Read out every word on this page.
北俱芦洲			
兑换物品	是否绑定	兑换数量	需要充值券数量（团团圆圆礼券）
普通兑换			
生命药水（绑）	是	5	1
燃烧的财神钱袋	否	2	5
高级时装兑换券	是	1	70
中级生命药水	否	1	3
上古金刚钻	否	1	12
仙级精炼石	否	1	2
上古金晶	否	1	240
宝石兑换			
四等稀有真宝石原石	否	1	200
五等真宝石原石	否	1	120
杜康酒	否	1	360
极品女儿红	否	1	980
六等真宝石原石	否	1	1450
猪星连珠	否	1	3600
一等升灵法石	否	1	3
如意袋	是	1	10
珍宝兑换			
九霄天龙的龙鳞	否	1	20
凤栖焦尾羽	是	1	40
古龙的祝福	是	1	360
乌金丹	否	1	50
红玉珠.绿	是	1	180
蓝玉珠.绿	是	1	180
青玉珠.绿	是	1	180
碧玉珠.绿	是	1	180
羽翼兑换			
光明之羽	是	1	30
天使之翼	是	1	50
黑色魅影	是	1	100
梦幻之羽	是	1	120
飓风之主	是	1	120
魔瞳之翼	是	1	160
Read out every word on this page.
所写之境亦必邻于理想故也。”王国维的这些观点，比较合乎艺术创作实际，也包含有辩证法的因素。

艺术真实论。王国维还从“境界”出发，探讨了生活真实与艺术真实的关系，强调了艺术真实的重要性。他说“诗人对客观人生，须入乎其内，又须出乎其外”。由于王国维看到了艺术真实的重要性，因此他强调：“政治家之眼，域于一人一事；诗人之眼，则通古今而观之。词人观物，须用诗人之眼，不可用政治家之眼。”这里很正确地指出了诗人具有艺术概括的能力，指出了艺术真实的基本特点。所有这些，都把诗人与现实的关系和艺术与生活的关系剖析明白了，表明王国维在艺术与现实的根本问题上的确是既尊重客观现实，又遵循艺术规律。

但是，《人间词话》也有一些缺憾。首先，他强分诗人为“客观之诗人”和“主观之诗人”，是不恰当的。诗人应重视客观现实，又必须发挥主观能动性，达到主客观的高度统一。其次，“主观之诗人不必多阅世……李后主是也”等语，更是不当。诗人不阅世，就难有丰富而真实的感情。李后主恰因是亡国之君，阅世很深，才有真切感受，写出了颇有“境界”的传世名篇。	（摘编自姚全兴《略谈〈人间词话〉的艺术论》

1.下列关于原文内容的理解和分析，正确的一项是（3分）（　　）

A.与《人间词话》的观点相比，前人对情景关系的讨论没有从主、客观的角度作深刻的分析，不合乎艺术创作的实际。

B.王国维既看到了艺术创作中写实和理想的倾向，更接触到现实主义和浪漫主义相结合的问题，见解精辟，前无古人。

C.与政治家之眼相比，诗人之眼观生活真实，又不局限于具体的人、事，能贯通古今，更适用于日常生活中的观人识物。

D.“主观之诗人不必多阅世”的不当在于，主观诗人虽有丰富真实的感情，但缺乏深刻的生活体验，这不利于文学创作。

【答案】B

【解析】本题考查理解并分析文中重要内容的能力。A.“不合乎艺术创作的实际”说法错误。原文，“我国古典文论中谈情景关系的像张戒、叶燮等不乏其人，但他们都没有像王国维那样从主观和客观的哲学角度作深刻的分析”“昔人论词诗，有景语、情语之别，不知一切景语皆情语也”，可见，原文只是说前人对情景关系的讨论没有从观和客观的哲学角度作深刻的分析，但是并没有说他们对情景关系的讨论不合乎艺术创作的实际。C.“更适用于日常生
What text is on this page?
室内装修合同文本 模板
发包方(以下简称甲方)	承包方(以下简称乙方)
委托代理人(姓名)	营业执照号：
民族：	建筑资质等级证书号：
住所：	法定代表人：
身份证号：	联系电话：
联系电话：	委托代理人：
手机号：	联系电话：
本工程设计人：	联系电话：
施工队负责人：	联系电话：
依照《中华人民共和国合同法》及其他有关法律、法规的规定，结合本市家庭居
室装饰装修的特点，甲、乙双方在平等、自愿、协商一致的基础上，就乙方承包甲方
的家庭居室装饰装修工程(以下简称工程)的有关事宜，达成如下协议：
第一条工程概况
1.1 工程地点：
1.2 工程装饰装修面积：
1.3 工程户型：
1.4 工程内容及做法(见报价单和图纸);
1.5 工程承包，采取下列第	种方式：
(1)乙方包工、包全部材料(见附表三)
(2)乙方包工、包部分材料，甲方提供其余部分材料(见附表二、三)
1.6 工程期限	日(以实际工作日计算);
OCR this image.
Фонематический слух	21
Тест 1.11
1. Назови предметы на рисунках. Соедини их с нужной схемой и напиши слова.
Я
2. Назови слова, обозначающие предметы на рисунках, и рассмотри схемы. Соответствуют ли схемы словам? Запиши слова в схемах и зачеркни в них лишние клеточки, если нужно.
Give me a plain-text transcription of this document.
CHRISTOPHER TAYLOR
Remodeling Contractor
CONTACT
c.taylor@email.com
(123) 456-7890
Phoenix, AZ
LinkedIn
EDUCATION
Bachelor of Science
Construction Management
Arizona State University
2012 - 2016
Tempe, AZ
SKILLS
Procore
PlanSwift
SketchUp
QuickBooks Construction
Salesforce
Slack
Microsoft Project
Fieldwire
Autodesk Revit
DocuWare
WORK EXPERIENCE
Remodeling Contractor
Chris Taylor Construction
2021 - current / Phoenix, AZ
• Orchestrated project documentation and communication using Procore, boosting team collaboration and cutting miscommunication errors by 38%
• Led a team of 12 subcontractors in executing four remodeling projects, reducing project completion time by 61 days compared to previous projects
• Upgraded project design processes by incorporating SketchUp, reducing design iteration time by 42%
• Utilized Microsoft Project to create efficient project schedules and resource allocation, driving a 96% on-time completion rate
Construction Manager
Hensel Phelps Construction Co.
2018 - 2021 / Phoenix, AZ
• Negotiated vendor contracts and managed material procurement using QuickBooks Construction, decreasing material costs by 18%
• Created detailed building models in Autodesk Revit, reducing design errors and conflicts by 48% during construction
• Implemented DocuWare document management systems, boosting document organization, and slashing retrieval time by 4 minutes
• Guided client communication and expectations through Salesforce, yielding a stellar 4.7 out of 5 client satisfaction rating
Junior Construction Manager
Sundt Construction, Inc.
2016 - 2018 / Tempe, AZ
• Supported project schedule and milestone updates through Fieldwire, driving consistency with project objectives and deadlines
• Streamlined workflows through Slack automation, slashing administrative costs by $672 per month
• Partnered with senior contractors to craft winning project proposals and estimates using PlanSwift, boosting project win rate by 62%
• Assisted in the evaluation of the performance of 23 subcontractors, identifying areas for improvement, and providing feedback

**Written problem**
Collect the lines of the data that carry the word "errors".

**Expected answer**
• Orchestrated project documentation and communication using Procore, boosting team collaboration and cutting miscommunication errors by 38%
• Created detailed building models in Autodesk Revit, reducing design errors and conflicts by 48% during construction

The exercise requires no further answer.